Objective:
Print every line of the items below exactly as it appears, and leave the pictures out of your answer.

Data for the task:
------------------------

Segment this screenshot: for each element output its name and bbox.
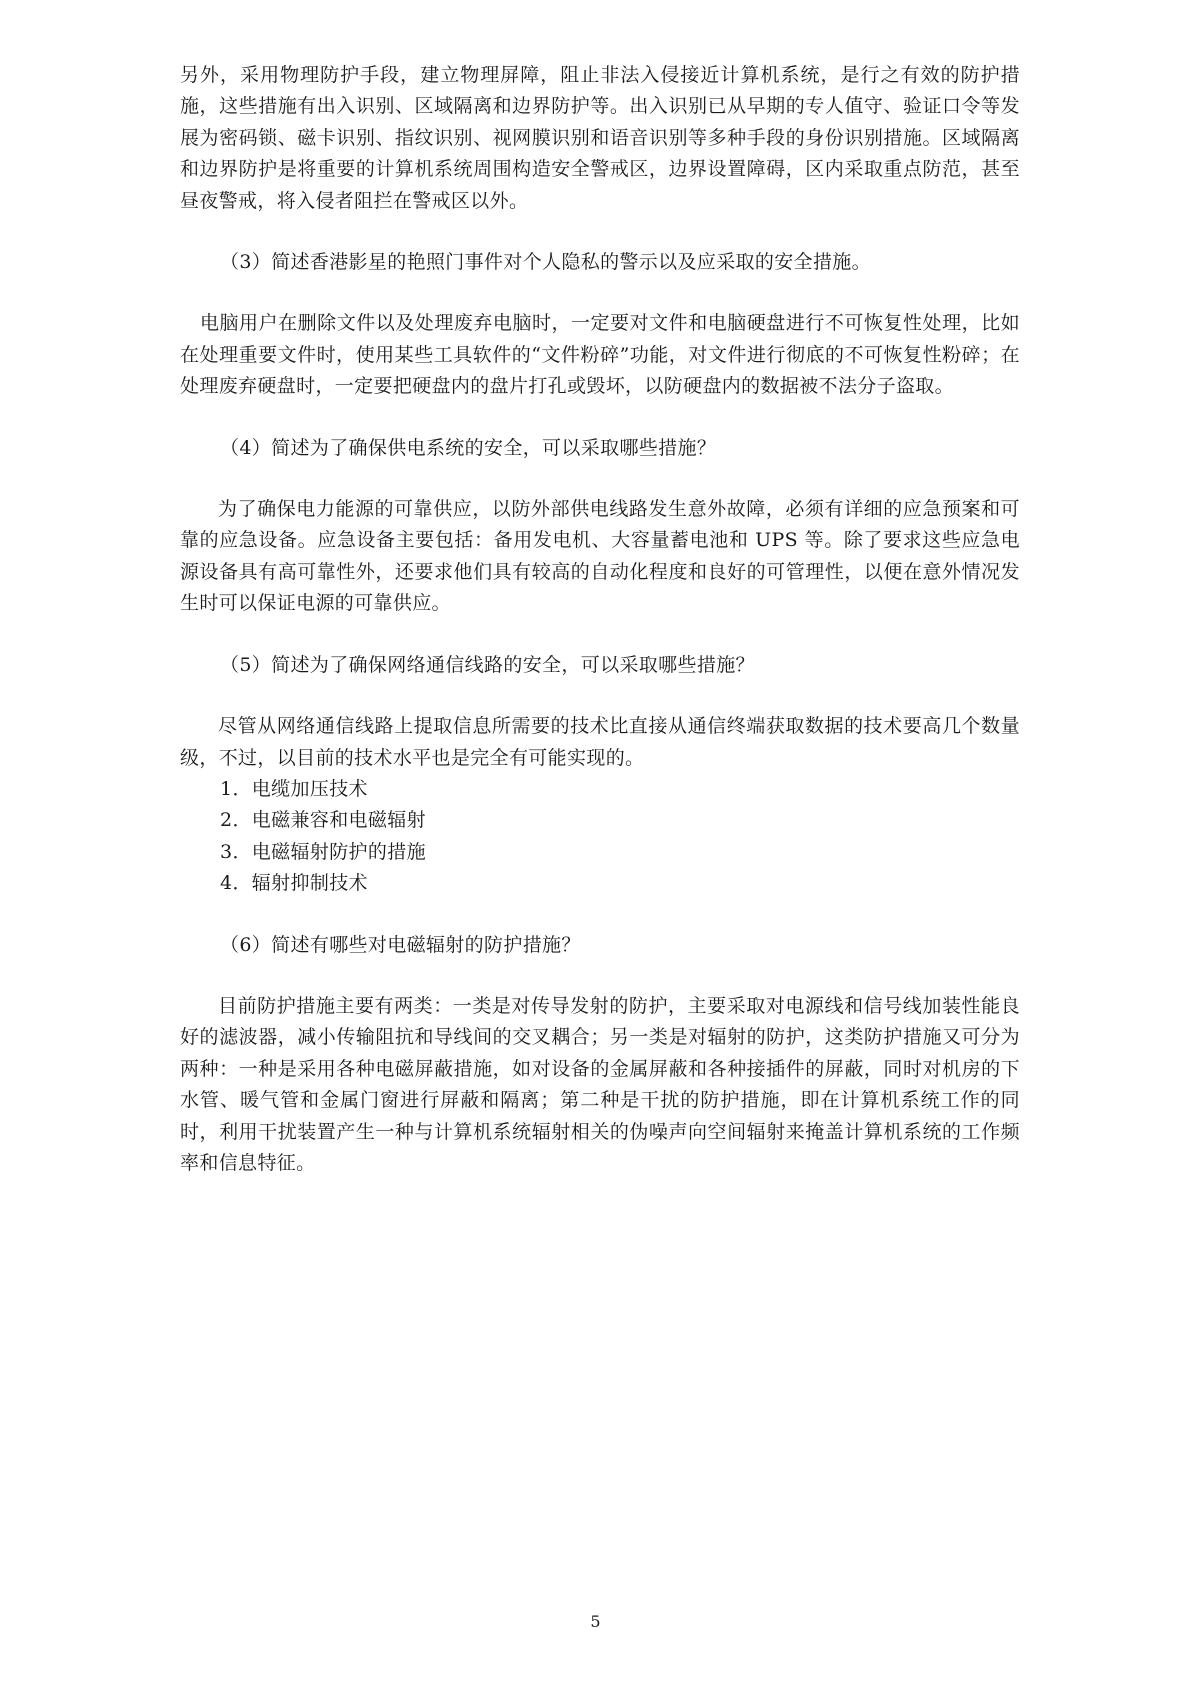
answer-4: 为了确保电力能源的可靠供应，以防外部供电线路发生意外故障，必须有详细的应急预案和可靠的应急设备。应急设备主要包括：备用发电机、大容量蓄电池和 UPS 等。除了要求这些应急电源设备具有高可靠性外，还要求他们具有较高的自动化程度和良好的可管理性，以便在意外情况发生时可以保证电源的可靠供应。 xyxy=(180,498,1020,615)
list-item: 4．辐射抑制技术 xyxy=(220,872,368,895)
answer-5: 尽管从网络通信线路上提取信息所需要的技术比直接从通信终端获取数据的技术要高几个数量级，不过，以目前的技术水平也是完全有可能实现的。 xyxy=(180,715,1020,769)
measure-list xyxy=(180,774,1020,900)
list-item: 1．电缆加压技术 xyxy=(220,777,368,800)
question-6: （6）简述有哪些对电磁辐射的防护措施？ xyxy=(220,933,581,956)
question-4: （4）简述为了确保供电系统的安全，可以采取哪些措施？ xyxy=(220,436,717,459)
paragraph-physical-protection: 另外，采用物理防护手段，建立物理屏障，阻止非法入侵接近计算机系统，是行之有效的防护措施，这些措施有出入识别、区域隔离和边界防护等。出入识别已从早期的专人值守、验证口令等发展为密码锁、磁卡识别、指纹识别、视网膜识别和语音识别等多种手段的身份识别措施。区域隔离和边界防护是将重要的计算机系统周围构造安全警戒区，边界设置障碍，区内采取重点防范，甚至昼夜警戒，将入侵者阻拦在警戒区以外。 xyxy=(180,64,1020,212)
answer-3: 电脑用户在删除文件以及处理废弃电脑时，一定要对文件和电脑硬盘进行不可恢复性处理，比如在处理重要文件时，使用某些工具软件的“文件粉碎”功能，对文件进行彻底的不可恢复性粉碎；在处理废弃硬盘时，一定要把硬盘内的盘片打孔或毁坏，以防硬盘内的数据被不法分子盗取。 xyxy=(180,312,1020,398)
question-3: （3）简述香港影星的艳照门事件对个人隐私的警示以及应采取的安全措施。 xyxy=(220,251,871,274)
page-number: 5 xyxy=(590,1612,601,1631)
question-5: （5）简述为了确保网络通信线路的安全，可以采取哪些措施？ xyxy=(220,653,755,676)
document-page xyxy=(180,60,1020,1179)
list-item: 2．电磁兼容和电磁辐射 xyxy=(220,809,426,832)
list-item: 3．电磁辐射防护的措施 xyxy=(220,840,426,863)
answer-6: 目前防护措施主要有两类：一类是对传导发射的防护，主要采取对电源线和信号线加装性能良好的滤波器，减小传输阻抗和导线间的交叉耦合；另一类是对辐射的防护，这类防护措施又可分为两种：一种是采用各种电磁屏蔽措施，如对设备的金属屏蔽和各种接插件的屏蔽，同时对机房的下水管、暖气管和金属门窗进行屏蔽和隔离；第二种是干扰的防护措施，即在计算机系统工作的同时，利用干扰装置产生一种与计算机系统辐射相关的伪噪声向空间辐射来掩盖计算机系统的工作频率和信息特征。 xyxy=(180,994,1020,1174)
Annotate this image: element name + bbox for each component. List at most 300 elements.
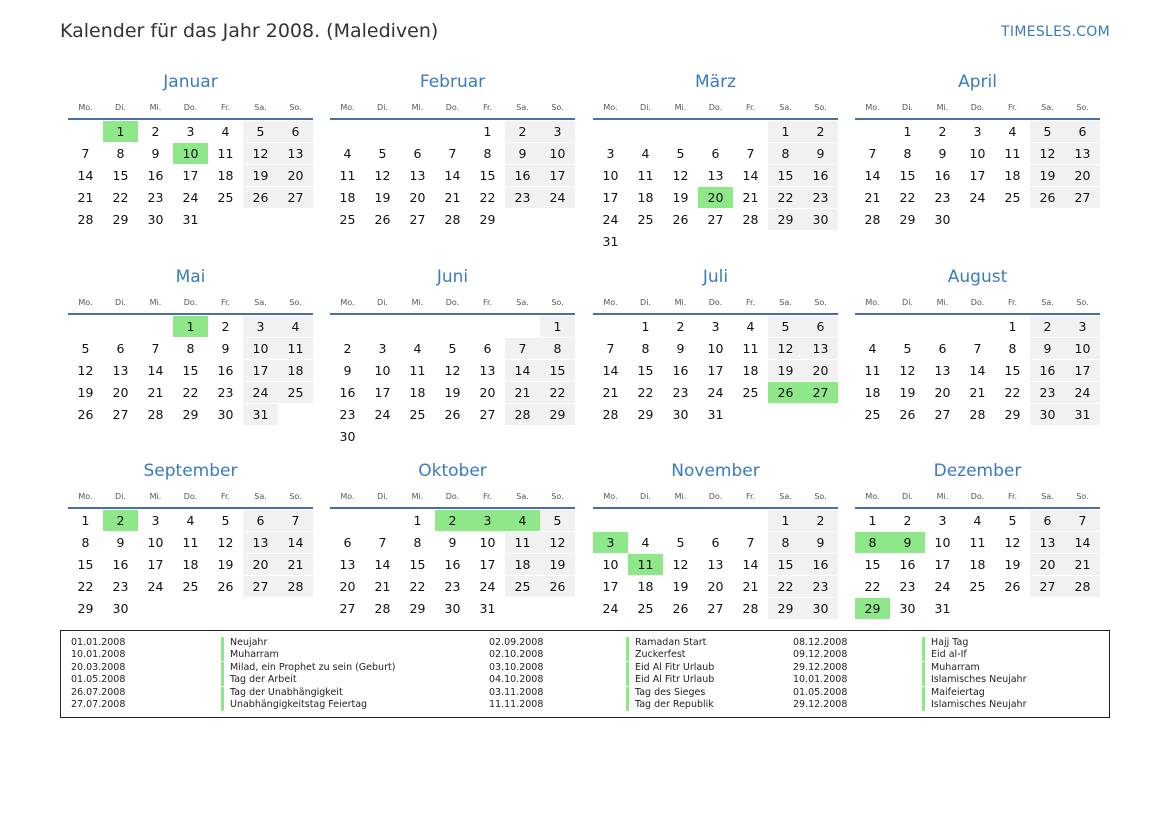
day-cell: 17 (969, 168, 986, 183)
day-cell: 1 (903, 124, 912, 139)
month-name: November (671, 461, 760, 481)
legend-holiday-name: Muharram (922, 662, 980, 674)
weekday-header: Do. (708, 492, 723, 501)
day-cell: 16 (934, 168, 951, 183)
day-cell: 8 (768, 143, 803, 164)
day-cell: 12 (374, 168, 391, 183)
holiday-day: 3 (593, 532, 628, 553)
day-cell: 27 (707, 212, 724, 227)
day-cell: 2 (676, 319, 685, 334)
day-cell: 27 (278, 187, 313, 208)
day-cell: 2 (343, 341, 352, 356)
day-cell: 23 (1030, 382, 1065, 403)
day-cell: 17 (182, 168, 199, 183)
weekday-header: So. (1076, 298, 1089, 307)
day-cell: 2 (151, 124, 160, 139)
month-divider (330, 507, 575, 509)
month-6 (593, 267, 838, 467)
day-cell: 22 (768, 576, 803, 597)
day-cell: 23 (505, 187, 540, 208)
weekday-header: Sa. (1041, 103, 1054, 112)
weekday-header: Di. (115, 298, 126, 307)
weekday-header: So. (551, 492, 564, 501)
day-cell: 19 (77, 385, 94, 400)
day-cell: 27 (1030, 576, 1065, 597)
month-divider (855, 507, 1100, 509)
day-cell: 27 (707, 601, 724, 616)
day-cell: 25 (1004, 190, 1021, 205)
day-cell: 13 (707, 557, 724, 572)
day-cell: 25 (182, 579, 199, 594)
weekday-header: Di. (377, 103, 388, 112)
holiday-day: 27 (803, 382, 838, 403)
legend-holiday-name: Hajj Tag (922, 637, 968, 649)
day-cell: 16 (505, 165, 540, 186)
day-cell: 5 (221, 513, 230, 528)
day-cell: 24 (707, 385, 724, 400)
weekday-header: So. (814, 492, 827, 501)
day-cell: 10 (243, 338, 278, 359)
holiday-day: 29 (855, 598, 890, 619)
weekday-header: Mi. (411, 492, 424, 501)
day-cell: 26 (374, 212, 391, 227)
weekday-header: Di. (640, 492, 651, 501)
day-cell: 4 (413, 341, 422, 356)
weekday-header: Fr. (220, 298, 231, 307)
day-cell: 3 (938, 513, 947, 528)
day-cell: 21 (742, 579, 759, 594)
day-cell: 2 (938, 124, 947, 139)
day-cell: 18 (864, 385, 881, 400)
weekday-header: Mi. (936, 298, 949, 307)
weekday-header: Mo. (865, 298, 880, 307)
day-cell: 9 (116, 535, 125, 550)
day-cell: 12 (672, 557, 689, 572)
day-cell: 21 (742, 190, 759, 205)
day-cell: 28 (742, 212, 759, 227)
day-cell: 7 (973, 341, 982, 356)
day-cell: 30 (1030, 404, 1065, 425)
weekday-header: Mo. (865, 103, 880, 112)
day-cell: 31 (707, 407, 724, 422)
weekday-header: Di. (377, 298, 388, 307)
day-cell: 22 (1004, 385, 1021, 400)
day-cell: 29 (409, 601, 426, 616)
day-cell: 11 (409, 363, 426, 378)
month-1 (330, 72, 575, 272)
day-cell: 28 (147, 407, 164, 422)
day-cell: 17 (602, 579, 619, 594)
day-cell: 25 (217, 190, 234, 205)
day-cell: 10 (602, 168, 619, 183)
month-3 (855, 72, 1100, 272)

------------------------

Solution:
Segment this screenshot: for each element output its name and bbox.
answer-4: 为了确保电力能源的可靠供应，以防外部供电线路发生意外故障，必须有详细的应急预案和可靠的应急设备。应急设备主要包括：备用发电机、大容量蓄电池和 UPS 等。除了要求这些应急电源设备具有高可靠性外，还要求他们具有较高的自动化程度和良好的可管理性，以便在意外情况发生时可以保证电源的可靠供应。 xyxy=(180,498,1020,615)
list-item: 4．辐射抑制技术 xyxy=(220,872,368,895)
answer-5: 尽管从网络通信线路上提取信息所需要的技术比直接从通信终端获取数据的技术要高几个数量级，不过，以目前的技术水平也是完全有可能实现的。 xyxy=(180,715,1020,769)
measure-list xyxy=(180,774,1020,900)
list-item: 1．电缆加压技术 xyxy=(220,777,368,800)
question-6: （6）简述有哪些对电磁辐射的防护措施？ xyxy=(220,933,581,956)
question-4: （4）简述为了确保供电系统的安全，可以采取哪些措施？ xyxy=(220,436,717,459)
paragraph-physical-protection: 另外，采用物理防护手段，建立物理屏障，阻止非法入侵接近计算机系统，是行之有效的防护措施，这些措施有出入识别、区域隔离和边界防护等。出入识别已从早期的专人值守、验证口令等发展为密码锁、磁卡识别、指纹识别、视网膜识别和语音识别等多种手段的身份识别措施。区域隔离和边界防护是将重要的计算机系统周围构造安全警戒区，边界设置障碍，区内采取重点防范，甚至昼夜警戒，将入侵者阻拦在警戒区以外。 xyxy=(180,64,1020,212)
answer-3: 电脑用户在删除文件以及处理废弃电脑时，一定要对文件和电脑硬盘进行不可恢复性处理，比如在处理重要文件时，使用某些工具软件的“文件粉碎”功能，对文件进行彻底的不可恢复性粉碎；在处理废弃硬盘时，一定要把硬盘内的盘片打孔或毁坏，以防硬盘内的数据被不法分子盗取。 xyxy=(180,312,1020,398)
question-3: （3）简述香港影星的艳照门事件对个人隐私的警示以及应采取的安全措施。 xyxy=(220,251,871,274)
page-number: 5 xyxy=(590,1612,601,1631)
question-5: （5）简述为了确保网络通信线路的安全，可以采取哪些措施？ xyxy=(220,653,755,676)
document-page xyxy=(180,60,1020,1179)
list-item: 2．电磁兼容和电磁辐射 xyxy=(220,809,426,832)
list-item: 3．电磁辐射防护的措施 xyxy=(220,840,426,863)
answer-6: 目前防护措施主要有两类：一类是对传导发射的防护，主要采取对电源线和信号线加装性能良好的滤波器，减小传输阻抗和导线间的交叉耦合；另一类是对辐射的防护，这类防护措施又可分为两种：一种是采用各种电磁屏蔽措施，如对设备的金属屏蔽和各种接插件的屏蔽，同时对机房的下水管、暖气管和金属门窗进行屏蔽和隔离；第二种是干扰的防护措施，即在计算机系统工作的同时，利用干扰装置产生一种与计算机系统辐射相关的伪噪声向空间辐射来掩盖计算机系统的工作频率和信息特征。 xyxy=(180,994,1020,1174)
Annotate this image: element name + bbox for each component. List at most 300 elements.
day-cell: 17 (969, 168, 986, 183)
day-cell: 1 (903, 124, 912, 139)
month-name: November (671, 461, 760, 481)
legend-holiday-name: Muharram (922, 662, 980, 674)
weekday-header: Do. (708, 492, 723, 501)
day-cell: 16 (934, 168, 951, 183)
day-cell: 8 (768, 143, 803, 164)
day-cell: 12 (374, 168, 391, 183)
holiday-day: 3 (593, 532, 628, 553)
day-cell: 27 (707, 212, 724, 227)
day-cell: 2 (676, 319, 685, 334)
day-cell: 27 (278, 187, 313, 208)
day-cell: 2 (343, 341, 352, 356)
day-cell: 23 (1030, 382, 1065, 403)
day-cell: 17 (182, 168, 199, 183)
weekday-header: So. (1076, 298, 1089, 307)
day-cell: 2 (151, 124, 160, 139)
month-divider (330, 507, 575, 509)
month-6 (593, 267, 838, 467)
day-cell: 22 (768, 576, 803, 597)
day-cell: 23 (505, 187, 540, 208)
weekday-header: Sa. (1041, 103, 1054, 112)
weekday-header: Di. (115, 298, 126, 307)
weekday-header: So. (551, 492, 564, 501)
day-cell: 19 (77, 385, 94, 400)
day-cell: 27 (1030, 576, 1065, 597)
month-divider (855, 507, 1100, 509)
day-cell: 27 (707, 601, 724, 616)
day-cell: 25 (1004, 190, 1021, 205)
day-cell: 13 (707, 557, 724, 572)
day-cell: 25 (182, 579, 199, 594)
weekday-header: Di. (377, 103, 388, 112)
holiday-day: 27 (803, 382, 838, 403)
legend-holiday-name: Hajj Tag (922, 637, 968, 649)
day-cell: 16 (505, 165, 540, 186)
day-cell: 5 (221, 513, 230, 528)
day-cell: 24 (707, 385, 724, 400)
weekday-header: So. (814, 492, 827, 501)
day-cell: 10 (243, 338, 278, 359)
holiday-day: 29 (855, 598, 890, 619)
weekday-header: Mi. (411, 492, 424, 501)
day-cell: 26 (374, 212, 391, 227)
weekday-header: Di. (640, 492, 651, 501)
day-cell: 4 (413, 341, 422, 356)
weekday-header: Fr. (220, 298, 231, 307)
day-cell: 3 (938, 513, 947, 528)
day-cell: 21 (742, 579, 759, 594)
day-cell: 2 (938, 124, 947, 139)
day-cell: 18 (864, 385, 881, 400)
weekday-header: Mi. (936, 298, 949, 307)
weekday-header: Mo. (865, 298, 880, 307)
day-cell: 9 (116, 535, 125, 550)
day-cell: 12 (672, 557, 689, 572)
day-cell: 21 (742, 190, 759, 205)
day-cell: 28 (742, 212, 759, 227)
day-cell: 7 (973, 341, 982, 356)
day-cell: 30 (1030, 404, 1065, 425)
weekday-header: Mo. (865, 103, 880, 112)
day-cell: 31 (707, 407, 724, 422)
weekday-header: Di. (377, 298, 388, 307)
day-cell: 22 (1004, 385, 1021, 400)
day-cell: 29 (409, 601, 426, 616)
day-cell: 11 (409, 363, 426, 378)
month-1 (330, 72, 575, 272)
day-cell: 28 (147, 407, 164, 422)
day-cell: 17 (602, 579, 619, 594)
day-cell: 25 (217, 190, 234, 205)
day-cell: 10 (602, 168, 619, 183)
month-3 (855, 72, 1100, 272)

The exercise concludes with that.